| TASK |
Please reproduce every record, keeping each one exactly as written.

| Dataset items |
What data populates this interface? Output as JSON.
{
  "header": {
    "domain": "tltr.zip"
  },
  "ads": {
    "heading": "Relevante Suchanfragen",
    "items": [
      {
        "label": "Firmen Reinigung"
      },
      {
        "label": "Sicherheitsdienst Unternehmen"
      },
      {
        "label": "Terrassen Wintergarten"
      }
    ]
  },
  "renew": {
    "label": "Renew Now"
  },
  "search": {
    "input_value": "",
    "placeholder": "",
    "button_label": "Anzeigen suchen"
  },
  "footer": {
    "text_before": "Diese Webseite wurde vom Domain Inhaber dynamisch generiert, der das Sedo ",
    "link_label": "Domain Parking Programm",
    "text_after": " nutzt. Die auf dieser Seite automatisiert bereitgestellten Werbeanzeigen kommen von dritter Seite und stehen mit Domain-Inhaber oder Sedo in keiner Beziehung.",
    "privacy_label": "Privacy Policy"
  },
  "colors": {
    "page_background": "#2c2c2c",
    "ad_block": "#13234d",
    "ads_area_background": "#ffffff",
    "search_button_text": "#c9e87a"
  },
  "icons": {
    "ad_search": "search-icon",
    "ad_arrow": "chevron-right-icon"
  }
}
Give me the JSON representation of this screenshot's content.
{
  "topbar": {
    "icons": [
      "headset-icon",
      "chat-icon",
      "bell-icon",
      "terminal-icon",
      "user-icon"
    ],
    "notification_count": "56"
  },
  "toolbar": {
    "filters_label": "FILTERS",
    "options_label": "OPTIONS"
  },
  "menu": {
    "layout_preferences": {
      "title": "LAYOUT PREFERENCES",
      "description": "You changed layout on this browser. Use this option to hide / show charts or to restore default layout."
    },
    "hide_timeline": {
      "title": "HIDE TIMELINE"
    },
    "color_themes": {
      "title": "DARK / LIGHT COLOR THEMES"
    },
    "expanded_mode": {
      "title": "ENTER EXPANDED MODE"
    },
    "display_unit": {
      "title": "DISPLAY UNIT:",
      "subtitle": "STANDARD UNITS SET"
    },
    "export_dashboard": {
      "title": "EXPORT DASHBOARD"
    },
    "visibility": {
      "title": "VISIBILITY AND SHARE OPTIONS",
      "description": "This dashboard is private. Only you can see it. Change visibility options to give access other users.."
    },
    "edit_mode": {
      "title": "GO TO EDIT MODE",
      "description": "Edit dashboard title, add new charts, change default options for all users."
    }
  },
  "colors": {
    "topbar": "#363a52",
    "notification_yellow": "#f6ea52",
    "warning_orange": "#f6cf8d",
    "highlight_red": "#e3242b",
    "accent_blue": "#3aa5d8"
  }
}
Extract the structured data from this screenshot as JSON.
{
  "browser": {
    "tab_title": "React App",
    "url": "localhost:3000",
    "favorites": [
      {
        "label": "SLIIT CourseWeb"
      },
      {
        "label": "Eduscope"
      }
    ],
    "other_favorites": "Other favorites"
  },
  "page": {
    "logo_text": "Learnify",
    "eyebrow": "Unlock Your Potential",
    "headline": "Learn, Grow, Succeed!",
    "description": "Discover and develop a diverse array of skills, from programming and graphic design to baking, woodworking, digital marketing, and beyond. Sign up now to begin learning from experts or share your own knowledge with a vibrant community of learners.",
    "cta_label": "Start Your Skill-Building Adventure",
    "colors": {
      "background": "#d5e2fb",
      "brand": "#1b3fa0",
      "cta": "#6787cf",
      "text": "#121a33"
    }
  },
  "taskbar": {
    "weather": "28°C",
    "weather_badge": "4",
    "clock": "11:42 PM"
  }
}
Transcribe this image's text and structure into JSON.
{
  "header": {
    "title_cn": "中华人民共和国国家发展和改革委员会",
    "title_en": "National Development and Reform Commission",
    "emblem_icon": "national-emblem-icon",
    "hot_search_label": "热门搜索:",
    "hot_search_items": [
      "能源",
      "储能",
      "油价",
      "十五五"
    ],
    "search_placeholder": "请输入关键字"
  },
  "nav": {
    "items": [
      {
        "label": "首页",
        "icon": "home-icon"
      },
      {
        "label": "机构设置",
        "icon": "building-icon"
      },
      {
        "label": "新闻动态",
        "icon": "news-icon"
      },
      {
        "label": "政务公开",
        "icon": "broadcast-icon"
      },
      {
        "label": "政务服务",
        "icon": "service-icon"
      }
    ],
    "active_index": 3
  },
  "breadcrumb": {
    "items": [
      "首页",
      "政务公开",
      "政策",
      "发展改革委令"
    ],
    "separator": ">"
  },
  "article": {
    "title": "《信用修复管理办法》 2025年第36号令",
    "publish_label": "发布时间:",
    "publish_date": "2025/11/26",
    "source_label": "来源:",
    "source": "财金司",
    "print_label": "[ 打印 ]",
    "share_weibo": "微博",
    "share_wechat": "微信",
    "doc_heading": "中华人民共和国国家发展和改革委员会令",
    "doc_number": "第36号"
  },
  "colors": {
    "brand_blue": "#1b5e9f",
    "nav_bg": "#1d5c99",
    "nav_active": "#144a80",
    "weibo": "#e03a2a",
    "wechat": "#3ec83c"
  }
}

| EXERCISE RESPONSE |
What data populates this interface? Output as JSON.
{
  "header": {
    "domain": "tltr.zip"
  },
  "ads": {
    "heading": "Relevante Suchanfragen",
    "items": [
      {
        "label": "Firmen Reinigung"
      },
      {
        "label": "Sicherheitsdienst Unternehmen"
      },
      {
        "label": "Terrassen Wintergarten"
      }
    ]
  },
  "renew": {
    "label": "Renew Now"
  },
  "search": {
    "input_value": "",
    "placeholder": "",
    "button_label": "Anzeigen suchen"
  },
  "footer": {
    "text_before": "Diese Webseite wurde vom Domain Inhaber dynamisch generiert, der das Sedo ",
    "link_label": "Domain Parking Programm",
    "text_after": " nutzt. Die auf dieser Seite automatisiert bereitgestellten Werbeanzeigen kommen von dritter Seite und stehen mit Domain-Inhaber oder Sedo in keiner Beziehung.",
    "privacy_label": "Privacy Policy"
  },
  "colors": {
    "page_background": "#2c2c2c",
    "ad_block": "#13234d",
    "ads_area_background": "#ffffff",
    "search_button_text": "#c9e87a"
  },
  "icons": {
    "ad_search": "search-icon",
    "ad_arrow": "chevron-right-icon"
  }
}
Give me the JSON representation of this screenshot's content.
{
  "topbar": {
    "icons": [
      "headset-icon",
      "chat-icon",
      "bell-icon",
      "terminal-icon",
      "user-icon"
    ],
    "notification_count": "56"
  },
  "toolbar": {
    "filters_label": "FILTERS",
    "options_label": "OPTIONS"
  },
  "menu": {
    "layout_preferences": {
      "title": "LAYOUT PREFERENCES",
      "description": "You changed layout on this browser. Use this option to hide / show charts or to restore default layout."
    },
    "hide_timeline": {
      "title": "HIDE TIMELINE"
    },
    "color_themes": {
      "title": "DARK / LIGHT COLOR THEMES"
    },
    "expanded_mode": {
      "title": "ENTER EXPANDED MODE"
    },
    "display_unit": {
      "title": "DISPLAY UNIT:",
      "subtitle": "STANDARD UNITS SET"
    },
    "export_dashboard": {
      "title": "EXPORT DASHBOARD"
    },
    "visibility": {
      "title": "VISIBILITY AND SHARE OPTIONS",
      "description": "This dashboard is private. Only you can see it. Change visibility options to give access other users.."
    },
    "edit_mode": {
      "title": "GO TO EDIT MODE",
      "description": "Edit dashboard title, add new charts, change default options for all users."
    }
  },
  "colors": {
    "topbar": "#363a52",
    "notification_yellow": "#f6ea52",
    "warning_orange": "#f6cf8d",
    "highlight_red": "#e3242b",
    "accent_blue": "#3aa5d8"
  }
}
Extract the structured data from this screenshot as JSON.
{
  "browser": {
    "tab_title": "React App",
    "url": "localhost:3000",
    "favorites": [
      {
        "label": "SLIIT CourseWeb"
      },
      {
        "label": "Eduscope"
      }
    ],
    "other_favorites": "Other favorites"
  },
  "page": {
    "logo_text": "Learnify",
    "eyebrow": "Unlock Your Potential",
    "headline": "Learn, Grow, Succeed!",
    "description": "Discover and develop a diverse array of skills, from programming and graphic design to baking, woodworking, digital marketing, and beyond. Sign up now to begin learning from experts or share your own knowledge with a vibrant community of learners.",
    "cta_label": "Start Your Skill-Building Adventure",
    "colors": {
      "background": "#d5e2fb",
      "brand": "#1b3fa0",
      "cta": "#6787cf",
      "text": "#121a33"
    }
  },
  "taskbar": {
    "weather": "28°C",
    "weather_badge": "4",
    "clock": "11:42 PM"
  }
}
Transcribe this image's text and structure into JSON.
{
  "header": {
    "title_cn": "中华人民共和国国家发展和改革委员会",
    "title_en": "National Development and Reform Commission",
    "emblem_icon": "national-emblem-icon",
    "hot_search_label": "热门搜索:",
    "hot_search_items": [
      "能源",
      "储能",
      "油价",
      "十五五"
    ],
    "search_placeholder": "请输入关键字"
  },
  "nav": {
    "items": [
      {
        "label": "首页",
        "icon": "home-icon"
      },
      {
        "label": "机构设置",
        "icon": "building-icon"
      },
      {
        "label": "新闻动态",
        "icon": "news-icon"
      },
      {
        "label": "政务公开",
        "icon": "broadcast-icon"
      },
      {
        "label": "政务服务",
        "icon": "service-icon"
      }
    ],
    "active_index": 3
  },
  "breadcrumb": {
    "items": [
      "首页",
      "政务公开",
      "政策",
      "发展改革委令"
    ],
    "separator": ">"
  },
  "article": {
    "title": "《信用修复管理办法》 2025年第36号令",
    "publish_label": "发布时间:",
    "publish_date": "2025/11/26",
    "source_label": "来源:",
    "source": "财金司",
    "print_label": "[ 打印 ]",
    "share_weibo": "微博",
    "share_wechat": "微信",
    "doc_heading": "中华人民共和国国家发展和改革委员会令",
    "doc_number": "第36号"
  },
  "colors": {
    "brand_blue": "#1b5e9f",
    "nav_bg": "#1d5c99",
    "nav_active": "#144a80",
    "weibo": "#e03a2a",
    "wechat": "#3ec83c"
  }
}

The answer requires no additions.